- [TASK TO CARRY OUT]:
Give back all the data exactly, line by line.

* START GIVEN DATA *

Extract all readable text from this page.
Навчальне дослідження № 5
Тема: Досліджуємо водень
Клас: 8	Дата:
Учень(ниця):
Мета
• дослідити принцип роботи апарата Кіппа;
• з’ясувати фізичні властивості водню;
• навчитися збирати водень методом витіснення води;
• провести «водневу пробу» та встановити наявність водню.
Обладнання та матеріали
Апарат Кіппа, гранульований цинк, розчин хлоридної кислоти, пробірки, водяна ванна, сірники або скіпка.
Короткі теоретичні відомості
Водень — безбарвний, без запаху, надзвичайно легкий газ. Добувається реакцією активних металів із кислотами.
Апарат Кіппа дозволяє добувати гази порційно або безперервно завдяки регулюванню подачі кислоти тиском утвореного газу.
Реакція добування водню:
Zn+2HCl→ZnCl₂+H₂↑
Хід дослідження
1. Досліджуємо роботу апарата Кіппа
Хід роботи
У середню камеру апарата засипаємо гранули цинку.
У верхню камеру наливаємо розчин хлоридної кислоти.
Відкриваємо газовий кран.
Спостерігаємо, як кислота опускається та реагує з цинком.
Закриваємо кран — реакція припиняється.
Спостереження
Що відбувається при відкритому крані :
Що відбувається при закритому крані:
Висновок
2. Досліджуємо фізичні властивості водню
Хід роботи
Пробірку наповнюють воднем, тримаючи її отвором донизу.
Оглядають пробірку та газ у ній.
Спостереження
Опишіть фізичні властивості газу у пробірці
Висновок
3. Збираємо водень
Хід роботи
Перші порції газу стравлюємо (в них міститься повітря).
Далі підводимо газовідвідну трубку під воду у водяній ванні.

* END GIVEN DATA *

- [COMPLETED EXERCISE]:
Extract all readable text from this page.
Навчальне дослідження № 5
Тема: Досліджуємо водень
Клас: 8	Дата:
Учень(ниця):
Мета
• дослідити принцип роботи апарата Кіппа;
• з’ясувати фізичні властивості водню;
• навчитися збирати водень методом витіснення води;
• провести «водневу пробу» та встановити наявність водню.
Обладнання та матеріали
Апарат Кіппа, гранульований цинк, розчин хлоридної кислоти, пробірки, водяна ванна, сірники або скіпка.
Короткі теоретичні відомості
Водень — безбарвний, без запаху, надзвичайно легкий газ. Добувається реакцією активних металів із кислотами.
Апарат Кіппа дозволяє добувати гази порційно або безперервно завдяки регулюванню подачі кислоти тиском утвореного газу.
Реакція добування водню:
Zn+2HCl→ZnCl₂+H₂↑
Хід дослідження
1. Досліджуємо роботу апарата Кіппа
Хід роботи
У середню камеру апарата засипаємо гранули цинку.
У верхню камеру наливаємо розчин хлоридної кислоти.
Відкриваємо газовий кран.
Спостерігаємо, як кислота опускається та реагує з цинком.
Закриваємо кран — реакція припиняється.
Спостереження
Що відбувається при відкритому крані :
Що відбувається при закритому крані:
Висновок
2. Досліджуємо фізичні властивості водню
Хід роботи
Пробірку наповнюють воднем, тримаючи її отвором донизу.
Оглядають пробірку та газ у ній.
Спостереження
Опишіть фізичні властивості газу у пробірці
Висновок
3. Збираємо водень
Хід роботи
Перші порції газу стравлюємо (в них міститься повітря).
Далі підводимо газовідвідну трубку під воду у водяній ванні.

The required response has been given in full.